■ **PROBLEM DESCRIPTION**: Copy out all of the data below with no alterations.
### MATERIALS PROVIDED ###
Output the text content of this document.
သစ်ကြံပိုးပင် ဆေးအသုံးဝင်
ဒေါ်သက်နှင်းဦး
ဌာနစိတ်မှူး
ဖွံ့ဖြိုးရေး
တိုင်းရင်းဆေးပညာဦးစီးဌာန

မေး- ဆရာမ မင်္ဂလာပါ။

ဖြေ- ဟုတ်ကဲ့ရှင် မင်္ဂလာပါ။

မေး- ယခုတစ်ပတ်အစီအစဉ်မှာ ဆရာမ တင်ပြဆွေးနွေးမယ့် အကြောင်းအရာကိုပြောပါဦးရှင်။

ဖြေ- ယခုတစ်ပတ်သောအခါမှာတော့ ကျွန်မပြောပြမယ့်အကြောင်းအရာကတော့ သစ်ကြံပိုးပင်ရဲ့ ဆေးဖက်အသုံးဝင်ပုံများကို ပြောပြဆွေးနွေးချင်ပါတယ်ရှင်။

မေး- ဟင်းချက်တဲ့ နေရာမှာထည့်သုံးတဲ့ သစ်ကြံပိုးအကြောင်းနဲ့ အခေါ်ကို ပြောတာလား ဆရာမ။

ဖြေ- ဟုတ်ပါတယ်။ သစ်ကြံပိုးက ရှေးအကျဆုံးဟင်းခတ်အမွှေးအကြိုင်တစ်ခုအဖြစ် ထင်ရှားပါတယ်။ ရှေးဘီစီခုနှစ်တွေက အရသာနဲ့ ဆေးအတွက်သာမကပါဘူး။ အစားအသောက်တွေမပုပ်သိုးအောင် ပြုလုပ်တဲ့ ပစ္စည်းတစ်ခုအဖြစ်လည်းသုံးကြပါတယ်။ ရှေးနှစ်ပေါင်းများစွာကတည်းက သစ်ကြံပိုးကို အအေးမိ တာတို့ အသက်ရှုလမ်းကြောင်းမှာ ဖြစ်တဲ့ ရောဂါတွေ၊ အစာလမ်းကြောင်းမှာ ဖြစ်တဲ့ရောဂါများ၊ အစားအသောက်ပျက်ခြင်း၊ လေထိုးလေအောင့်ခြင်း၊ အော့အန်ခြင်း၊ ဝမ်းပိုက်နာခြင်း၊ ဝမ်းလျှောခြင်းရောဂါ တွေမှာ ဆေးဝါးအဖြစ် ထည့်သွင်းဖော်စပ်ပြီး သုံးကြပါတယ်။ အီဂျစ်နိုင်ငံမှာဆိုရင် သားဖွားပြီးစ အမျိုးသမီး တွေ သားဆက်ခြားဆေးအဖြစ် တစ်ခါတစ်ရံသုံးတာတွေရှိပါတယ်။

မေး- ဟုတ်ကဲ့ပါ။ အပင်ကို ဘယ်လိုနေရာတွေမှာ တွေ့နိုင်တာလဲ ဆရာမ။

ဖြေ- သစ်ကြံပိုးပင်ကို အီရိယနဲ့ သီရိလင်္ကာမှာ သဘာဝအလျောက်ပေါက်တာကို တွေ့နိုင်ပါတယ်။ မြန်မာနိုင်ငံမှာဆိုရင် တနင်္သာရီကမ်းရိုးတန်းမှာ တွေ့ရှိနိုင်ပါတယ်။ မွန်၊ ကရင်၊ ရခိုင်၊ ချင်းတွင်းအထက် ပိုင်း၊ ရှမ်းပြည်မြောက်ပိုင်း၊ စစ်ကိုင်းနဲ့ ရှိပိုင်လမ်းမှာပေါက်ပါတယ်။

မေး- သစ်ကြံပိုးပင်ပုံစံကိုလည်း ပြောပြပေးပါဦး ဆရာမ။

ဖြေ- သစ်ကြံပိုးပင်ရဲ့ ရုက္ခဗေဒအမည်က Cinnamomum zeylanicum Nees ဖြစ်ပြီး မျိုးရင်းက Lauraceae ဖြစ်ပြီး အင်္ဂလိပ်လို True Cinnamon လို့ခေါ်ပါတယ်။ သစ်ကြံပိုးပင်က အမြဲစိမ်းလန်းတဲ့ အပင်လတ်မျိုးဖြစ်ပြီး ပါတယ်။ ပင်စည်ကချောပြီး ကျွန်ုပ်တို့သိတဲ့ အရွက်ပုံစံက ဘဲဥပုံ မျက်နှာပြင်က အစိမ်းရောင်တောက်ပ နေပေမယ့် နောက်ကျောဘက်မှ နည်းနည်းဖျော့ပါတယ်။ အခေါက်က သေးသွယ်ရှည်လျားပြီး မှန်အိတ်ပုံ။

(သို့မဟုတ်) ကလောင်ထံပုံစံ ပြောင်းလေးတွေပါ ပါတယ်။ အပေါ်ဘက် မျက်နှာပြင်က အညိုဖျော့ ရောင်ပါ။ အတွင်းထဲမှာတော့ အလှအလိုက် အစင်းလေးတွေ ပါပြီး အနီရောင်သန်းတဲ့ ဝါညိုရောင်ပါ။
###
■ **RIGHT ANSWER**:
Output the text content of this document.
သစ်ကြံပိုးပင် ဆေးအသုံးဝင်
ဒေါ်သက်နှင်းဦး
ဌာနစိတ်မှူး
ဖွံ့ဖြိုးရေး
တိုင်းရင်းဆေးပညာဦးစီးဌာန

မေး- ဆရာမ မင်္ဂလာပါ။

ဖြေ- ဟုတ်ကဲ့ရှင် မင်္ဂလာပါ။

မေး- ယခုတစ်ပတ်အစီအစဉ်မှာ ဆရာမ တင်ပြဆွေးနွေးမယ့် အကြောင်းအရာကိုပြောပါဦးရှင်။

ဖြေ- ယခုတစ်ပတ်သောအခါမှာတော့ ကျွန်မပြောပြမယ့်အကြောင်းအရာကတော့ သစ်ကြံပိုးပင်ရဲ့ ဆေးဖက်အသုံးဝင်ပုံများကို ပြောပြဆွေးနွေးချင်ပါတယ်ရှင်။

မေး- ဟင်းချက်တဲ့ နေရာမှာထည့်သုံးတဲ့ သစ်ကြံပိုးအကြောင်းနဲ့ အခေါ်ကို ပြောတာလား ဆရာမ။

ဖြေ- ဟုတ်ပါတယ်။ သစ်ကြံပိုးက ရှေးအကျဆုံးဟင်းခတ်အမွှေးအကြိုင်တစ်ခုအဖြစ် ထင်ရှားပါတယ်။ ရှေးဘီစီခုနှစ်တွေက အရသာနဲ့ ဆေးအတွက်သာမကပါဘူး။ အစားအသောက်တွေမပုပ်သိုးအောင် ပြုလုပ်တဲ့ ပစ္စည်းတစ်ခုအဖြစ်လည်းသုံးကြပါတယ်။ ရှေးနှစ်ပေါင်းများစွာကတည်းက သစ်ကြံပိုးကို အအေးမိ တာတို့ အသက်ရှုလမ်းကြောင်းမှာ ဖြစ်တဲ့ ရောဂါတွေ၊ အစာလမ်းကြောင်းမှာ ဖြစ်တဲ့ရောဂါများ၊ အစားအသောက်ပျက်ခြင်း၊ လေထိုးလေအောင့်ခြင်း၊ အော့အန်ခြင်း၊ ဝမ်းပိုက်နာခြင်း၊ ဝမ်းလျှောခြင်းရောဂါ တွေမှာ ဆေးဝါးအဖြစ် ထည့်သွင်းဖော်စပ်ပြီး သုံးကြပါတယ်။ အီဂျစ်နိုင်ငံမှာဆိုရင် သားဖွားပြီးစ အမျိုးသမီး တွေ သားဆက်ခြားဆေးအဖြစ် တစ်ခါတစ်ရံသုံးတာတွေရှိပါတယ်။

မေး- ဟုတ်ကဲ့ပါ။ အပင်ကို ဘယ်လိုနေရာတွေမှာ တွေ့နိုင်တာလဲ ဆရာမ။

ဖြေ- သစ်ကြံပိုးပင်ကို အီရိယနဲ့ သီရိလင်္ကာမှာ သဘာဝအလျောက်ပေါက်တာကို တွေ့နိုင်ပါတယ်။ မြန်မာနိုင်ငံမှာဆိုရင် တနင်္သာရီကမ်းရိုးတန်းမှာ တွေ့ရှိနိုင်ပါတယ်။ မွန်၊ ကရင်၊ ရခိုင်၊ ချင်းတွင်းအထက် ပိုင်း၊ ရှမ်းပြည်မြောက်ပိုင်း၊ စစ်ကိုင်းနဲ့ ရှိပိုင်လမ်းမှာပေါက်ပါတယ်။

မေး- သစ်ကြံပိုးပင်ပုံစံကိုလည်း ပြောပြပေးပါဦး ဆရာမ။

ဖြေ- သစ်ကြံပိုးပင်ရဲ့ ရုက္ခဗေဒအမည်က Cinnamomum zeylanicum Nees ဖြစ်ပြီး မျိုးရင်းက Lauraceae ဖြစ်ပြီး အင်္ဂလိပ်လို True Cinnamon လို့ခေါ်ပါတယ်။ သစ်ကြံပိုးပင်က အမြဲစိမ်းလန်းတဲ့ အပင်လတ်မျိုးဖြစ်ပြီး ပါတယ်။ ပင်စည်ကချောပြီး ကျွန်ုပ်တို့သိတဲ့ အရွက်ပုံစံက ဘဲဥပုံ မျက်နှာပြင်က အစိမ်းရောင်တောက်ပ နေပေမယ့် နောက်ကျောဘက်မှ နည်းနည်းဖျော့ပါတယ်။ အခေါက်က သေးသွယ်ရှည်လျားပြီး မှန်အိတ်ပုံ။

(သို့မဟုတ်) ကလောင်ထံပုံစံ ပြောင်းလေးတွေပါ ပါတယ်။ အပေါ်ဘက် မျက်နှာပြင်က အညိုဖျော့ ရောင်ပါ။ အတွင်းထဲမှာတော့ အလှအလိုက် အစင်းလေးတွေ ပါပြီး အနီရောင်သန်းတဲ့ ဝါညိုရောင်ပါ။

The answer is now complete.